• EXERCISE INPUT:
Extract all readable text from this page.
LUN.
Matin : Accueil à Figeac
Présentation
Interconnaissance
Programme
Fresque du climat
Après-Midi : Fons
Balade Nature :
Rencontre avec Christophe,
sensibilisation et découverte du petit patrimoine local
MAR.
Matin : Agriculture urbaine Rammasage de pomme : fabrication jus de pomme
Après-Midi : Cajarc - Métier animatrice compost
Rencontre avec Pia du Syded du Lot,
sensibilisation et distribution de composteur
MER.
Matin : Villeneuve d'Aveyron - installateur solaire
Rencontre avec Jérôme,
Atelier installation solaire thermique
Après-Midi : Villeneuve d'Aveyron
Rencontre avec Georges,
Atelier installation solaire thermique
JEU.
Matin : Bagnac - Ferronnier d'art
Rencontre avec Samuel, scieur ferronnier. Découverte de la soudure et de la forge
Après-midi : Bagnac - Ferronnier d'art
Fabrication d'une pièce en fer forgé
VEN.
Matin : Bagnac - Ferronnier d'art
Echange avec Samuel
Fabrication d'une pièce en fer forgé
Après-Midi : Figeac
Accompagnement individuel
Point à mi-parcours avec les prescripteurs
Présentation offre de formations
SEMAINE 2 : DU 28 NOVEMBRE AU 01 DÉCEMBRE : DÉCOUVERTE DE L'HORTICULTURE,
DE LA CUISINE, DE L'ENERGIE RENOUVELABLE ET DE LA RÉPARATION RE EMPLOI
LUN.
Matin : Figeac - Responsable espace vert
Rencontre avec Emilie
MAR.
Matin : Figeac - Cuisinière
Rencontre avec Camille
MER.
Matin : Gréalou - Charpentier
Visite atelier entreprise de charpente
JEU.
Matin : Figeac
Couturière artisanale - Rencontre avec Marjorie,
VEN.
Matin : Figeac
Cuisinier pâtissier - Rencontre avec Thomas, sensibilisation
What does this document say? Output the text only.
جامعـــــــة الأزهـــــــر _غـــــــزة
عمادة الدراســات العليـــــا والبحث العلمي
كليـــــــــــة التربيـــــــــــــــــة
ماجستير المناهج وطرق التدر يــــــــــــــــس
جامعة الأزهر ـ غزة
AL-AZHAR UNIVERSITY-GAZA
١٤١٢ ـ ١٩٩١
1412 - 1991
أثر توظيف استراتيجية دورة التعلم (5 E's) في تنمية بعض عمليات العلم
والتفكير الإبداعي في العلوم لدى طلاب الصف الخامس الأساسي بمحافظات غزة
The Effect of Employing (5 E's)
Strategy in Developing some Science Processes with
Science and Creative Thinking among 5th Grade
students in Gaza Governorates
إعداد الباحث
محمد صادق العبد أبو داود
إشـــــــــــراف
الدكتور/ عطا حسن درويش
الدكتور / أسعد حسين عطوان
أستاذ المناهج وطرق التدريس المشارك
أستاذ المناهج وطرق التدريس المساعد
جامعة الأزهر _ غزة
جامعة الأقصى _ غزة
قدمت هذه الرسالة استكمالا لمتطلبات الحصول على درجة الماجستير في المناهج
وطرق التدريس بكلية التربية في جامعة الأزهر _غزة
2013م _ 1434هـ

• TO BE DONE: Retype the listing. Match it exactly.

• OUTPUT BELOW:
Extract all readable text from this page.
LUN.
Matin : Accueil à Figeac
Présentation
Interconnaissance
Programme
Fresque du climat
Après-Midi : Fons
Balade Nature :
Rencontre avec Christophe,
sensibilisation et découverte du petit patrimoine local
MAR.
Matin : Agriculture urbaine Rammasage de pomme : fabrication jus de pomme
Après-Midi : Cajarc - Métier animatrice compost
Rencontre avec Pia du Syded du Lot,
sensibilisation et distribution de composteur
MER.
Matin : Villeneuve d'Aveyron - installateur solaire
Rencontre avec Jérôme,
Atelier installation solaire thermique
Après-Midi : Villeneuve d'Aveyron
Rencontre avec Georges,
Atelier installation solaire thermique
JEU.
Matin : Bagnac - Ferronnier d'art
Rencontre avec Samuel, scieur ferronnier. Découverte de la soudure et de la forge
Après-midi : Bagnac - Ferronnier d'art
Fabrication d'une pièce en fer forgé
VEN.
Matin : Bagnac - Ferronnier d'art
Echange avec Samuel
Fabrication d'une pièce en fer forgé
Après-Midi : Figeac
Accompagnement individuel
Point à mi-parcours avec les prescripteurs
Présentation offre de formations
SEMAINE 2 : DU 28 NOVEMBRE AU 01 DÉCEMBRE : DÉCOUVERTE DE L'HORTICULTURE,
DE LA CUISINE, DE L'ENERGIE RENOUVELABLE ET DE LA RÉPARATION RE EMPLOI
LUN.
Matin : Figeac - Responsable espace vert
Rencontre avec Emilie
MAR.
Matin : Figeac - Cuisinière
Rencontre avec Camille
MER.
Matin : Gréalou - Charpentier
Visite atelier entreprise de charpente
JEU.
Matin : Figeac
Couturière artisanale - Rencontre avec Marjorie,
VEN.
Matin : Figeac
Cuisinier pâtissier - Rencontre avec Thomas, sensibilisation
What does this document say? Output the text only.
جامعـــــــة الأزهـــــــر _غـــــــزة
عمادة الدراســات العليـــــا والبحث العلمي
كليـــــــــــة التربيـــــــــــــــــة
ماجستير المناهج وطرق التدر يــــــــــــــــس
جامعة الأزهر ـ غزة
AL-AZHAR UNIVERSITY-GAZA
١٤١٢ ـ ١٩٩١
1412 - 1991
أثر توظيف استراتيجية دورة التعلم (5 E's) في تنمية بعض عمليات العلم
والتفكير الإبداعي في العلوم لدى طلاب الصف الخامس الأساسي بمحافظات غزة
The Effect of Employing (5 E's)
Strategy in Developing some Science Processes with
Science and Creative Thinking among 5th Grade
students in Gaza Governorates
إعداد الباحث
محمد صادق العبد أبو داود
إشـــــــــــراف
الدكتور/ عطا حسن درويش
الدكتور / أسعد حسين عطوان
أستاذ المناهج وطرق التدريس المشارك
أستاذ المناهج وطرق التدريس المساعد
جامعة الأزهر _ غزة
جامعة الأقصى _ غزة
قدمت هذه الرسالة استكمالا لمتطلبات الحصول على درجة الماجستير في المناهج
وطرق التدريس بكلية التربية في جامعة الأزهر _غزة
2013م _ 1434هـ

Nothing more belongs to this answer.